▸ SET EXERCISE
Count every line where "groups" occurs. Give the total alone.

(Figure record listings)

********

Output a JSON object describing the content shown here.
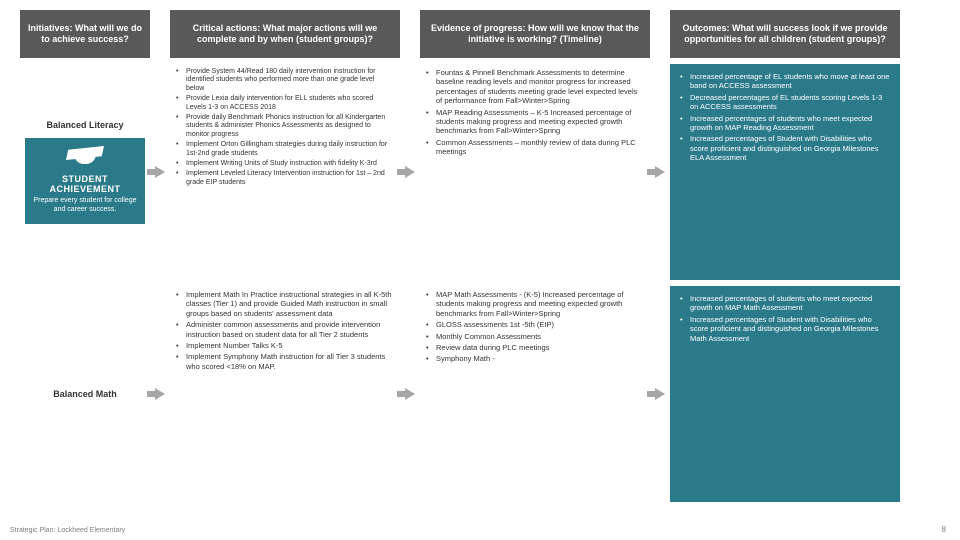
{
  "colors": {
    "header_bg": "#595959",
    "header_text": "#ffffff",
    "outcome_bg": "#2b7a8a",
    "outcome_text": "#ffffff",
    "body_text": "#333333",
    "arrow": "#a6a6a6",
    "page_bg": "#ffffff",
    "footer_text": "#808080"
  },
  "typography": {
    "font_family": "Arial, sans-serif",
    "header_fontsize_pt": 9,
    "body_fontsize_pt": 7.5,
    "small_fontsize_pt": 7,
    "footer_fontsize_pt": 7
  },
  "headers": {
    "initiatives": "Initiatives: What will we do to achieve success?",
    "actions": "Critical actions: What major actions will we complete and by when (student groups)?",
    "evidence": "Evidence of progress: How will we know that the initiative is working? (Timeline)",
    "outcomes": "Outcomes: What will success look if we provide opportunities for all children (student groups)?"
  },
  "student_achievement": {
    "title": "STUDENT ACHIEVEMENT",
    "subtitle": "Prepare every student for college and career success."
  },
  "rows": [
    {
      "initiative": "Balanced Literacy",
      "actions": [
        "Provide System 44/Read 180 daily intervention instruction for identified students who performed more than one grade level below",
        "Provide Lexia daily intervention for ELL students who scored Levels 1-3 on ACCESS 2018",
        "Provide daily Benchmark Phonics instruction for all Kindergarten students & administer Phonics Assessments as designed to monitor progress",
        "Implement Orton Gillingham strategies during daily instruction for 1st-2nd grade students",
        "Implement Writing Units of Study instruction with fidelity K-3rd",
        "Implement Leveled Literacy Intervention instruction for 1st – 2nd grade EIP students"
      ],
      "evidence": [
        "Fountas & Pinnell Benchmark Assessments to determine baseline reading levels and monitor progress for increased percentages of students meeting grade level expected levels of performance from Fall>Winter>Spring",
        "MAP Reading Assessments – K-5 Increased percentage of students making progress and meeting expected growth benchmarks from Fall>Winter>Spring",
        "Common Assessments – monthly review of data during PLC meetings"
      ],
      "outcomes": [
        "Increased percentage of EL students who move at least one band on ACCESS assessment",
        "Decreased percentages of EL students scoring Levels 1-3 on ACCESS assessments",
        "Increased percentages of students who meet expected growth on MAP Reading Assessment",
        "Increased percentages of Student with Disabilities who score proficient and distinguished on Georgia Milestones ELA Assessment"
      ]
    },
    {
      "initiative": "Balanced Math",
      "actions": [
        "Implement Math In Practice instructional strategies in all K-5th classes (Tier 1) and provide Guided Math instruction in small groups based on students' assessment data",
        "Administer common assessments and provide intervention instruction based on student data for all Tier 2 students",
        "Implement Number Talks K-5",
        "Implement Symphony Math instruction for all Tier 3 students who scored <18% on MAP."
      ],
      "evidence": [
        "MAP Math Assessments - (K-5) Increased percentage of students making progress and meeting expected growth benchmarks from Fall>Winter>Spring",
        "GLOSS assessments 1st -5th (EIP)",
        "Monthly Common Assessments",
        "Review data during PLC meetings",
        "Symphony Math -"
      ],
      "outcomes": [
        "Increased percentages of students who meet expected growth on MAP Math Assessment",
        "Increased percentages of Student with Disabilities who score proficient and distinguished on Georgia Milestones Math Assessment"
      ]
    }
  ],
  "footer": "Strategic Plan: Lockheed Elementary",
  "page_number": "8"
}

********

▸ REPLY TO THE TASK
3